Exercise instructions
Pictures are not part of the copy; repeat everything else in the records exactly.

Provided data
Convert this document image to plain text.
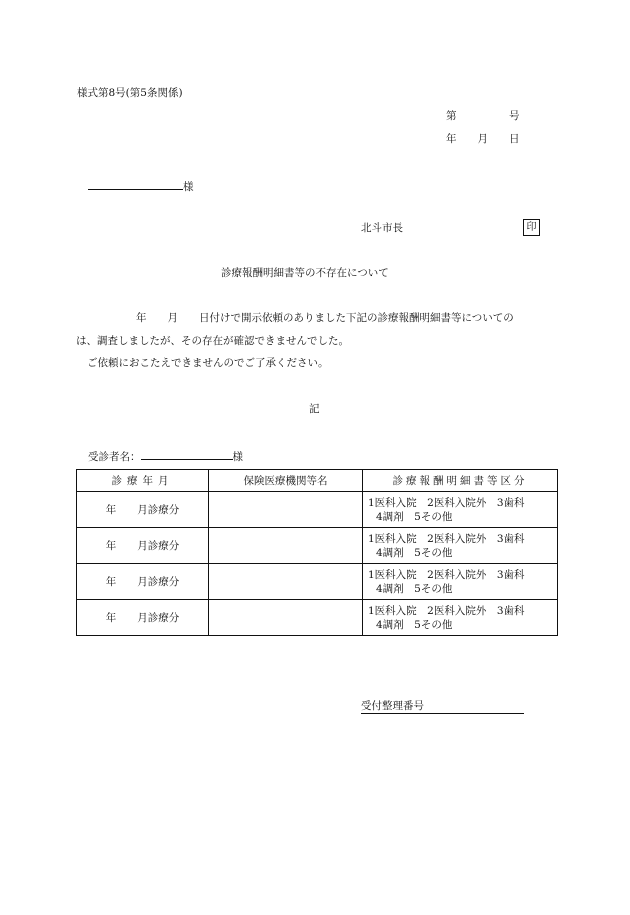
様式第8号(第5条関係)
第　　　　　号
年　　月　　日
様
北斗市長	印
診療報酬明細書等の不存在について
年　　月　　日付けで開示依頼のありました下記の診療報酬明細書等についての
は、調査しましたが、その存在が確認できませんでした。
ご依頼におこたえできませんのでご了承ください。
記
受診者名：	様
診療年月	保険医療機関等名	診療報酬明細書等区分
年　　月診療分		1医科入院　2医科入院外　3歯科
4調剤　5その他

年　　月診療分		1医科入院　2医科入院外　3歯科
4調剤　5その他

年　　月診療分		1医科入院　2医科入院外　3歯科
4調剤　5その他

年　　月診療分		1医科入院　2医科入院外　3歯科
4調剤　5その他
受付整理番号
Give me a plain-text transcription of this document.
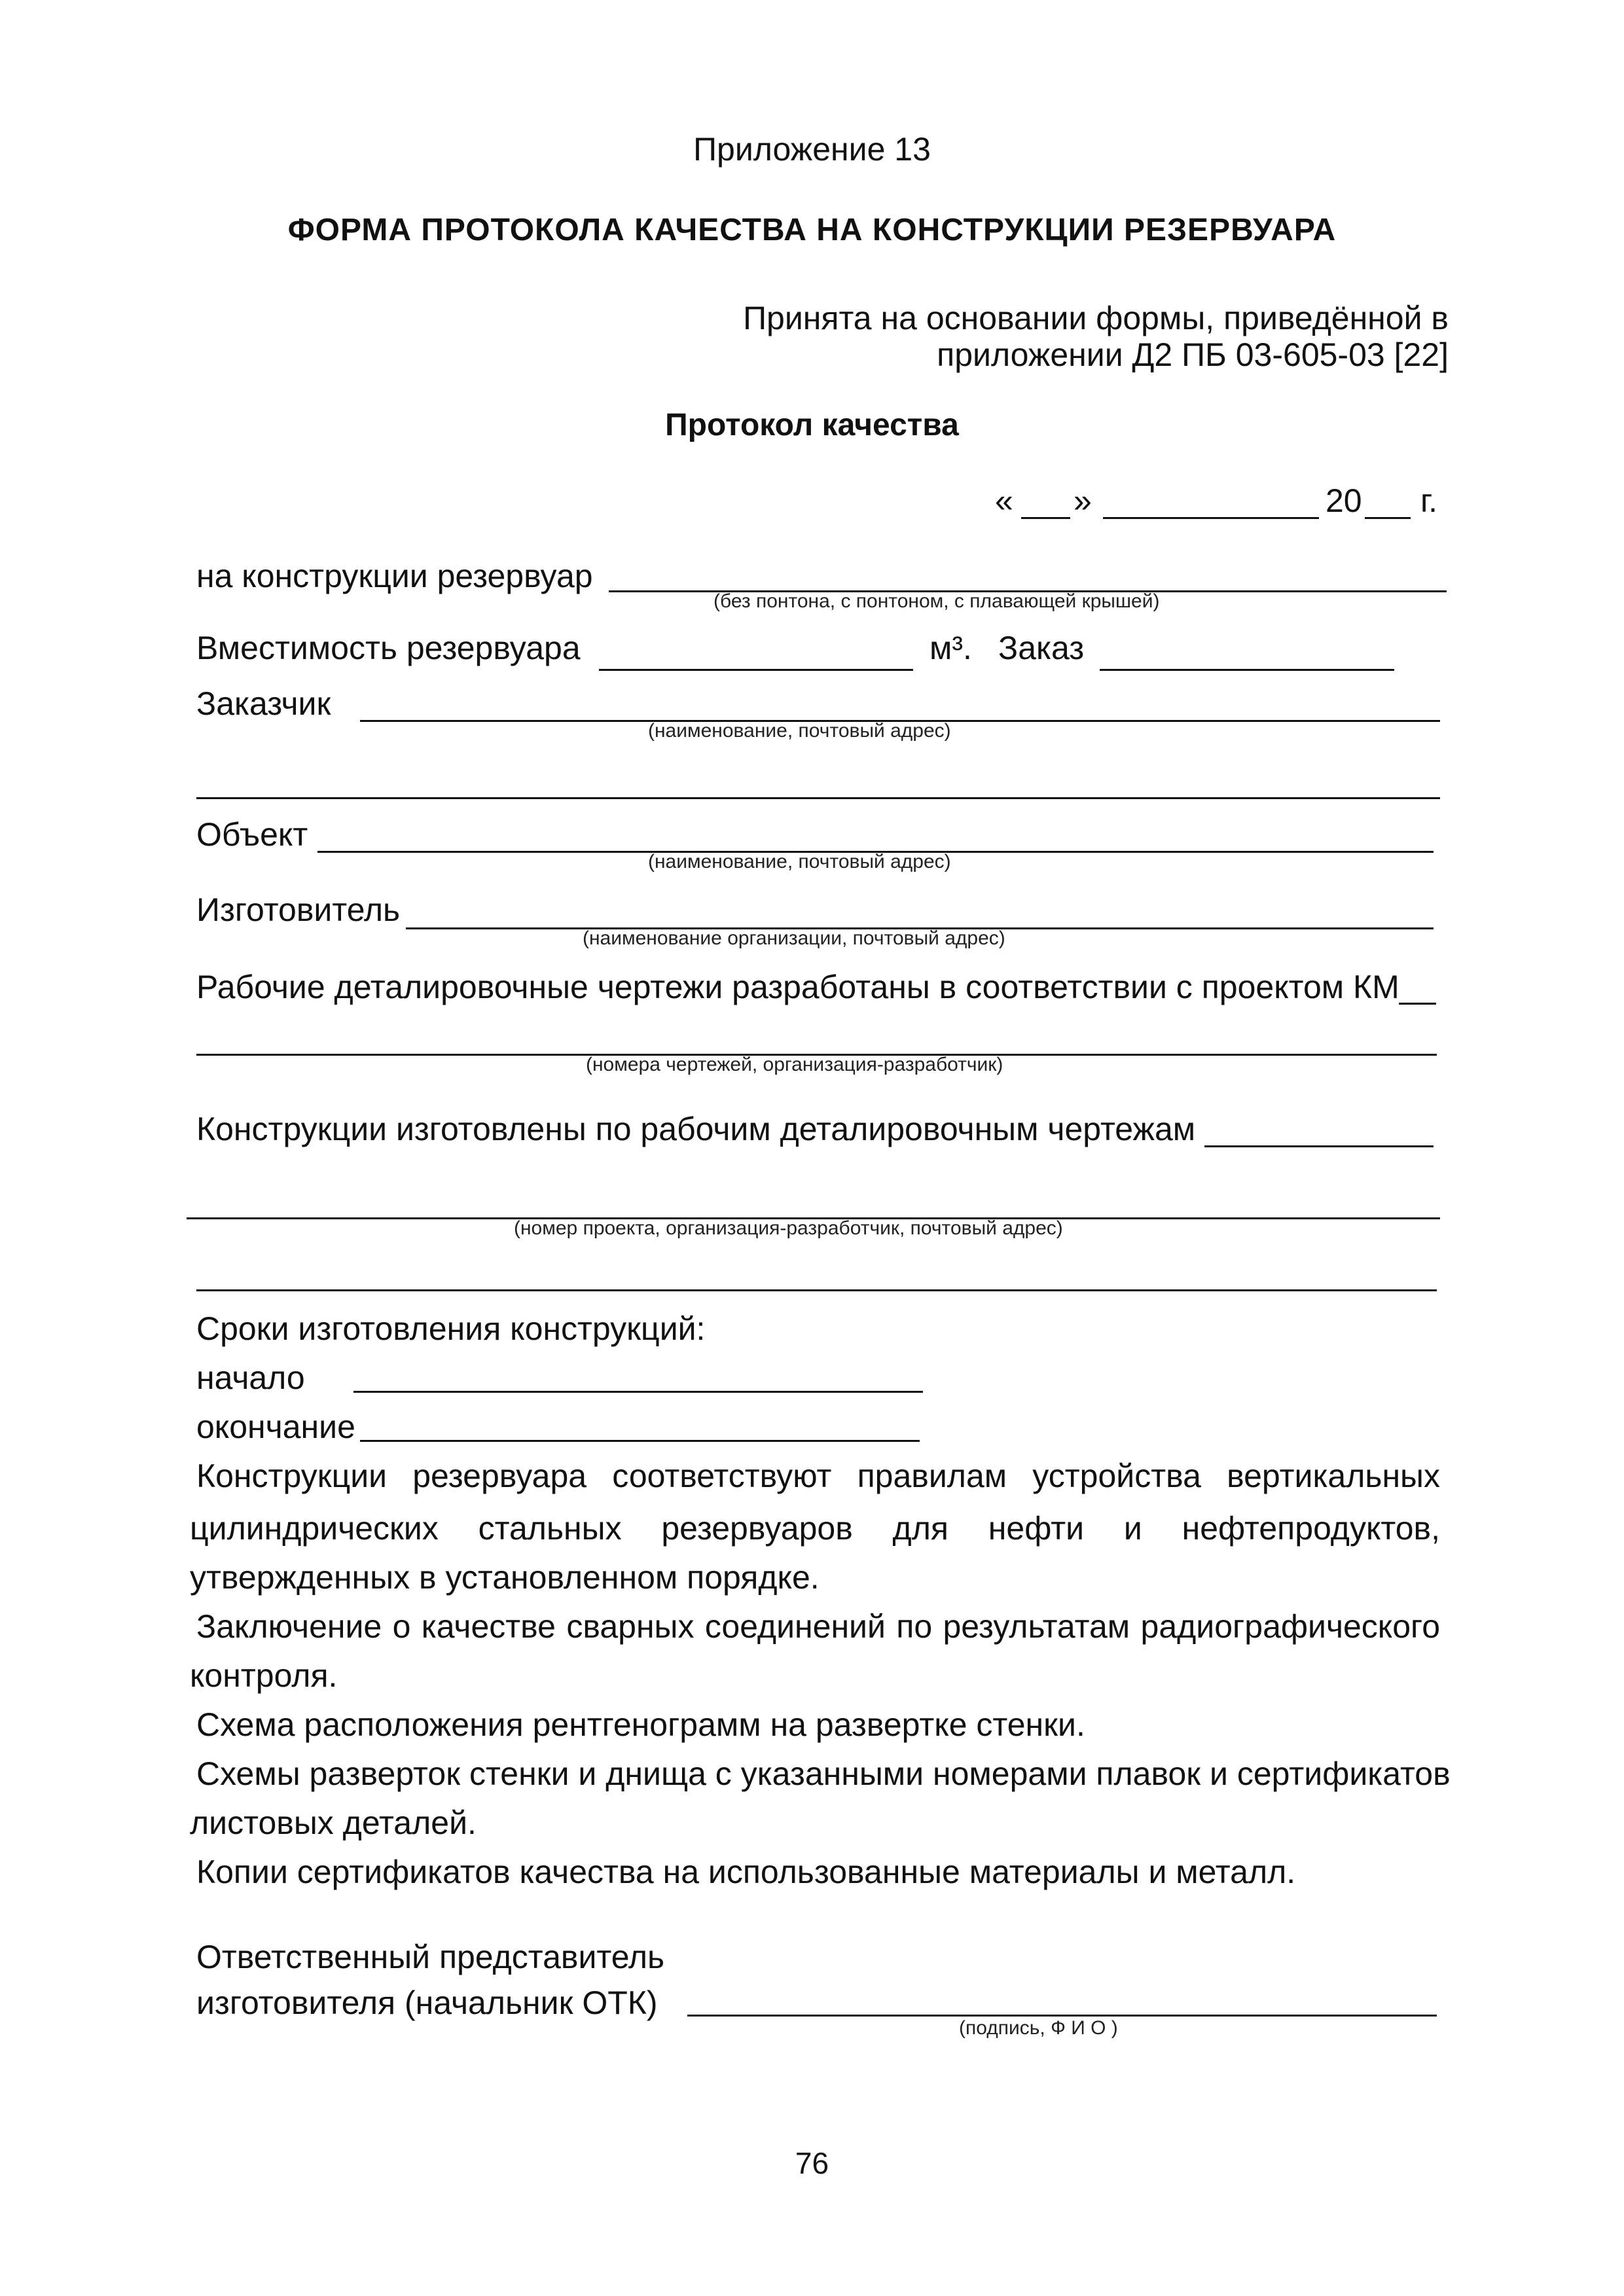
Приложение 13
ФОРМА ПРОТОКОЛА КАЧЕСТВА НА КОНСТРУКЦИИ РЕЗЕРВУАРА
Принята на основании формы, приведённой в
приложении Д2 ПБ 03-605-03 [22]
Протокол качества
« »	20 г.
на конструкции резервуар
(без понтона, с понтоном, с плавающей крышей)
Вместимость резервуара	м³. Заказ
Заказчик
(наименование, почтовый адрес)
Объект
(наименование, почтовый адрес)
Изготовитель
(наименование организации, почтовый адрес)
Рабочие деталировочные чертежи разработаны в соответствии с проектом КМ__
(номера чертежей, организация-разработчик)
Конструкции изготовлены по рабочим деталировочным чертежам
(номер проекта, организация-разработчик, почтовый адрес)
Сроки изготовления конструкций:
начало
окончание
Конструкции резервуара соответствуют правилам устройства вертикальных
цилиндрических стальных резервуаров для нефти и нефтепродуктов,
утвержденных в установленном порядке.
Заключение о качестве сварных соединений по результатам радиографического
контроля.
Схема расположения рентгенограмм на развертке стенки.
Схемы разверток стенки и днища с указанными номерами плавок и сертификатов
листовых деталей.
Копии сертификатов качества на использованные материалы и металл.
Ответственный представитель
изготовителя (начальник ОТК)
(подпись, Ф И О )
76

Output of the task
Convert this document image to plain text.
様式第8号(第5条関係)
第　　　　　号
年　　月　　日
様
北斗市長	印
診療報酬明細書等の不存在について
年　　月　　日付けで開示依頼のありました下記の診療報酬明細書等についての
は、調査しましたが、その存在が確認できませんでした。
ご依頼におこたえできませんのでご了承ください。
記
受診者名：	様
診療年月	保険医療機関等名	診療報酬明細書等区分
年　　月診療分		1医科入院　2医科入院外　3歯科
4調剤　5その他

年　　月診療分		1医科入院　2医科入院外　3歯科
4調剤　5その他

年　　月診療分		1医科入院　2医科入院外　3歯科
4調剤　5その他

年　　月診療分		1医科入院　2医科入院外　3歯科
4調剤　5その他
受付整理番号
Give me a plain-text transcription of this document.
Приложение 13
ФОРМА ПРОТОКОЛА КАЧЕСТВА НА КОНСТРУКЦИИ РЕЗЕРВУАРА
Принята на основании формы, приведённой в
приложении Д2 ПБ 03-605-03 [22]
Протокол качества
« »	20 г.
на конструкции резервуар
(без понтона, с понтоном, с плавающей крышей)
Вместимость резервуара	м³. Заказ
Заказчик
(наименование, почтовый адрес)
Объект
(наименование, почтовый адрес)
Изготовитель
(наименование организации, почтовый адрес)
Рабочие деталировочные чертежи разработаны в соответствии с проектом КМ__
(номера чертежей, организация-разработчик)
Конструкции изготовлены по рабочим деталировочным чертежам
(номер проекта, организация-разработчик, почтовый адрес)
Сроки изготовления конструкций:
начало
окончание
Конструкции резервуара соответствуют правилам устройства вертикальных
цилиндрических стальных резервуаров для нефти и нефтепродуктов,
утвержденных в установленном порядке.
Заключение о качестве сварных соединений по результатам радиографического
контроля.
Схема расположения рентгенограмм на развертке стенки.
Схемы разверток стенки и днища с указанными номерами плавок и сертификатов
листовых деталей.
Копии сертификатов качества на использованные материалы и металл.
Ответственный представитель
изготовителя (начальник ОТК)
(подпись, Ф И О )
76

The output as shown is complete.